Your instructions >>
Copy the material from its first line through the line containing "177, 289, 213]", both included, and swap each "legend-label" for "key-label", with nothing else altered.
-- begin Data provided --
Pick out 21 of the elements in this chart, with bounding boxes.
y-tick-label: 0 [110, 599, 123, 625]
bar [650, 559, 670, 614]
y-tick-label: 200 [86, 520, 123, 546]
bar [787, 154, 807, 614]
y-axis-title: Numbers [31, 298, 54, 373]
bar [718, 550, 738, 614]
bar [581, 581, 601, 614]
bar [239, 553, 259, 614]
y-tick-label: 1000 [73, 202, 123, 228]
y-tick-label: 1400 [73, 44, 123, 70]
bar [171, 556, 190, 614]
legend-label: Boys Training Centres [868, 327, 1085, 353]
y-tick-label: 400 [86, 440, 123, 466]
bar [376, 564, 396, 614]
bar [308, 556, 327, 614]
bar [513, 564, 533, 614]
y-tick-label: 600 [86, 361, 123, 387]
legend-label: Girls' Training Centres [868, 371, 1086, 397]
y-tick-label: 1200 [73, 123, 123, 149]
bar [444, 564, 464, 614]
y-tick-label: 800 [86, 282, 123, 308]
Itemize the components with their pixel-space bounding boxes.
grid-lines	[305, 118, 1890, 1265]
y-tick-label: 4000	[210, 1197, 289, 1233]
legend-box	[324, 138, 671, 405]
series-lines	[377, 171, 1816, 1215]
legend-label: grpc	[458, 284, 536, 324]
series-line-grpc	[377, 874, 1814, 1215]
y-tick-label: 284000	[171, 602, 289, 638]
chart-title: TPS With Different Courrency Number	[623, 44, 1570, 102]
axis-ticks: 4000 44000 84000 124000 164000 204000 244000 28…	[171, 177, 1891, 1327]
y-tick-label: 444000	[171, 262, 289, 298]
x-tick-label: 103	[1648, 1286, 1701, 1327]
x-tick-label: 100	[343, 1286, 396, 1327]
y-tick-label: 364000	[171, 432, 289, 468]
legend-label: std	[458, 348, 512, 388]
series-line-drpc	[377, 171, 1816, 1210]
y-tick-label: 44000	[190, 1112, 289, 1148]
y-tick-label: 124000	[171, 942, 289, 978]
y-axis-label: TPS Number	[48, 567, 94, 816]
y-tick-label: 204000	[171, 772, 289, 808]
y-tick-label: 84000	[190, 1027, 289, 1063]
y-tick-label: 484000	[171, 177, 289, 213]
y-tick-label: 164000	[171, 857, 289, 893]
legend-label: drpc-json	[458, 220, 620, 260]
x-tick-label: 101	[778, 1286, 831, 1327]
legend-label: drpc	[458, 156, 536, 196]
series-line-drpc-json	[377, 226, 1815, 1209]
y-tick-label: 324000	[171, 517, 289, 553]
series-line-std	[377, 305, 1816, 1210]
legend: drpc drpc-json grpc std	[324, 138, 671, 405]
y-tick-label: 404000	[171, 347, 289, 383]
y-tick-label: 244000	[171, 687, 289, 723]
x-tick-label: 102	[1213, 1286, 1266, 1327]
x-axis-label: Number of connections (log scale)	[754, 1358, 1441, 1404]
-- end Data provided --
Correct output >>
Pick out 21 of the elements in this chart, with bounding boxes.
y-tick-label: 0 [110, 599, 123, 625]
bar [650, 559, 670, 614]
y-tick-label: 200 [86, 520, 123, 546]
bar [787, 154, 807, 614]
y-axis-title: Numbers [31, 298, 54, 373]
bar [718, 550, 738, 614]
bar [581, 581, 601, 614]
bar [239, 553, 259, 614]
y-tick-label: 1000 [73, 202, 123, 228]
y-tick-label: 1400 [73, 44, 123, 70]
bar [171, 556, 190, 614]
key-label: Boys Training Centres [868, 327, 1085, 353]
y-tick-label: 400 [86, 440, 123, 466]
bar [376, 564, 396, 614]
bar [308, 556, 327, 614]
bar [513, 564, 533, 614]
y-tick-label: 600 [86, 361, 123, 387]
key-label: Girls' Training Centres [868, 371, 1086, 397]
y-tick-label: 1200 [73, 123, 123, 149]
bar [444, 564, 464, 614]
y-tick-label: 800 [86, 282, 123, 308]
Itemize the components with their pixel-space bounding boxes.
grid-lines	[305, 118, 1890, 1265]
y-tick-label: 4000	[210, 1197, 289, 1233]
legend-box	[324, 138, 671, 405]
series-lines	[377, 171, 1816, 1215]
key-label: grpc	[458, 284, 536, 324]
series-line-grpc	[377, 874, 1814, 1215]
y-tick-label: 284000	[171, 602, 289, 638]
chart-title: TPS With Different Courrency Number	[623, 44, 1570, 102]
axis-ticks: 4000 44000 84000 124000 164000 204000 244000 28…	[171, 177, 1891, 1327]
y-tick-label: 444000	[171, 262, 289, 298]
x-tick-label: 103	[1648, 1286, 1701, 1327]
x-tick-label: 100	[343, 1286, 396, 1327]
y-tick-label: 364000	[171, 432, 289, 468]
key-label: std	[458, 348, 512, 388]
series-line-drpc	[377, 171, 1816, 1210]
y-tick-label: 44000	[190, 1112, 289, 1148]
y-tick-label: 124000	[171, 942, 289, 978]
y-axis-label: TPS Number	[48, 567, 94, 816]
y-tick-label: 204000	[171, 772, 289, 808]
y-tick-label: 84000	[190, 1027, 289, 1063]
y-tick-label: 484000	[171, 177, 289, 213]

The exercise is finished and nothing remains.